(PROBLEM STATEMENT)
Show each line below that contains the string "axis", copying every such line in full.

___ RECORDED DATA

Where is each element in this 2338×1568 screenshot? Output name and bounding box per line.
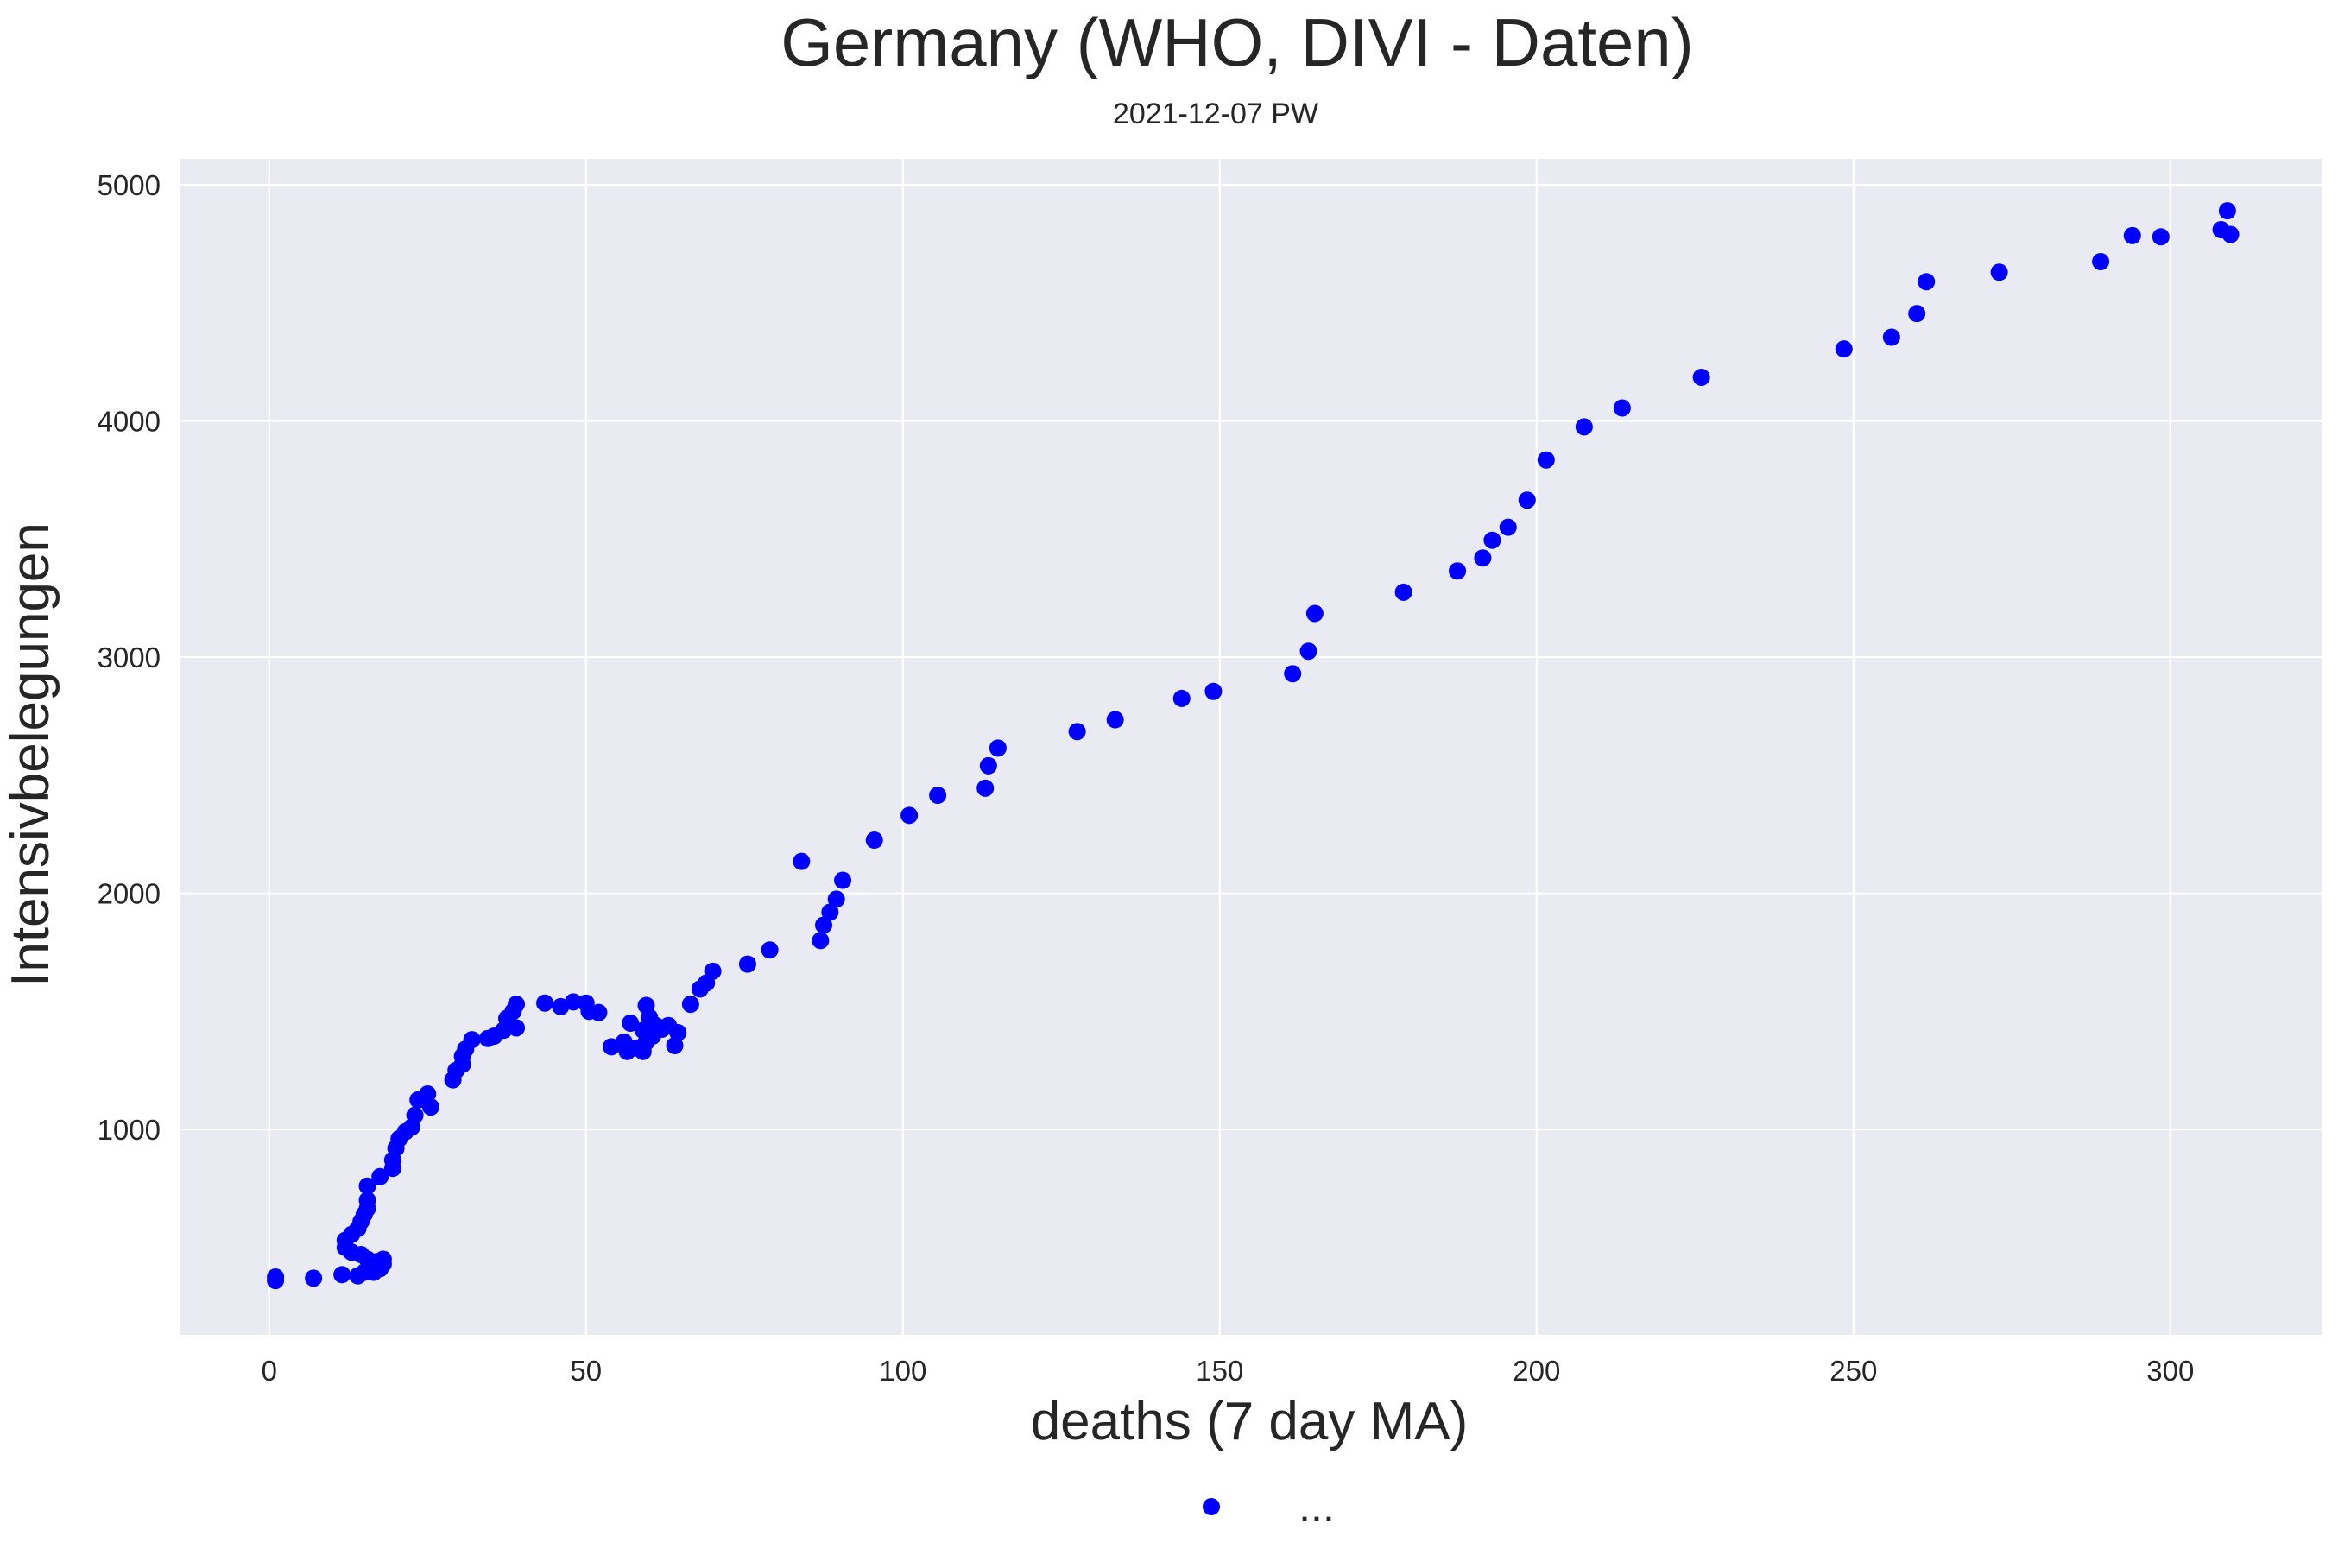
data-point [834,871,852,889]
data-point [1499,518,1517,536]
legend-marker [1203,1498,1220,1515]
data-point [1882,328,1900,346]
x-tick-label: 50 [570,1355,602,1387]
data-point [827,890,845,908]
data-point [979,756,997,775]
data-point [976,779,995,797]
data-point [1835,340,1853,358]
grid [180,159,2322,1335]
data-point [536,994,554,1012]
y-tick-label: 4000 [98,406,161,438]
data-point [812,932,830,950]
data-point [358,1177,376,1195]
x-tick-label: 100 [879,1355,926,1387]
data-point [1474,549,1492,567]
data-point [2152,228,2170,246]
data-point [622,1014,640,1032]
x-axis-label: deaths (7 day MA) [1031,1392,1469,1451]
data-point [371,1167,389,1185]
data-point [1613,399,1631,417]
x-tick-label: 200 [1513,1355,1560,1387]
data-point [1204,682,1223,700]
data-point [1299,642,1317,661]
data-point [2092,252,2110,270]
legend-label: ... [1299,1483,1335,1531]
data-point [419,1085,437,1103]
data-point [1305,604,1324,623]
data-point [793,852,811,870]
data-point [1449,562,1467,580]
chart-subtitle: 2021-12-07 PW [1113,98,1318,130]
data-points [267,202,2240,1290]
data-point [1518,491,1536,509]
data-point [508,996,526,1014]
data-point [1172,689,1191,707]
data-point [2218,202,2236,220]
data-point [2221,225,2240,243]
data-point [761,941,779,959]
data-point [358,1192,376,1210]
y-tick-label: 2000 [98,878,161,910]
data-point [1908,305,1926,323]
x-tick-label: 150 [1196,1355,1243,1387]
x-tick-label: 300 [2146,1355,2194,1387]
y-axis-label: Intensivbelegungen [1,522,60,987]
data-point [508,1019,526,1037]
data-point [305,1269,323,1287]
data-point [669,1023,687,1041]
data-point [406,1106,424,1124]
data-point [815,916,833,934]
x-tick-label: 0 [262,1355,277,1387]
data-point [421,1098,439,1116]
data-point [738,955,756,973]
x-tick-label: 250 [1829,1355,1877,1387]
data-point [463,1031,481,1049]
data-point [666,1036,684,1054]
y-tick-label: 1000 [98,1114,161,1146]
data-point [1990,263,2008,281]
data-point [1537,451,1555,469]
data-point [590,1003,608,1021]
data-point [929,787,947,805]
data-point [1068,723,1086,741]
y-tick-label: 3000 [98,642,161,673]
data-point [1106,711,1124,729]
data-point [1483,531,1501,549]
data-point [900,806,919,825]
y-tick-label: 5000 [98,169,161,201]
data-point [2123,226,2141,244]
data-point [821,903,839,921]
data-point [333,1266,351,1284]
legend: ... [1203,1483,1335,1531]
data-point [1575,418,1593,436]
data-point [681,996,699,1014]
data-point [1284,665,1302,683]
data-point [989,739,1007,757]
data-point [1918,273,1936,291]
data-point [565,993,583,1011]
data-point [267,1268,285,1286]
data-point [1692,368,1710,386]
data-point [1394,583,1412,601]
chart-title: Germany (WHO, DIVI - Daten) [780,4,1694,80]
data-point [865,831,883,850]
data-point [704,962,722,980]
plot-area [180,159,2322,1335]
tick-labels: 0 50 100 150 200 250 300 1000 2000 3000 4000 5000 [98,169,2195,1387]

______

(WRITTEN RESPONSE)
x-axis-label: deaths (7 day MA) [1031,1392,1469,1451]
y-axis-label: Intensivbelegungen [1,522,60,987]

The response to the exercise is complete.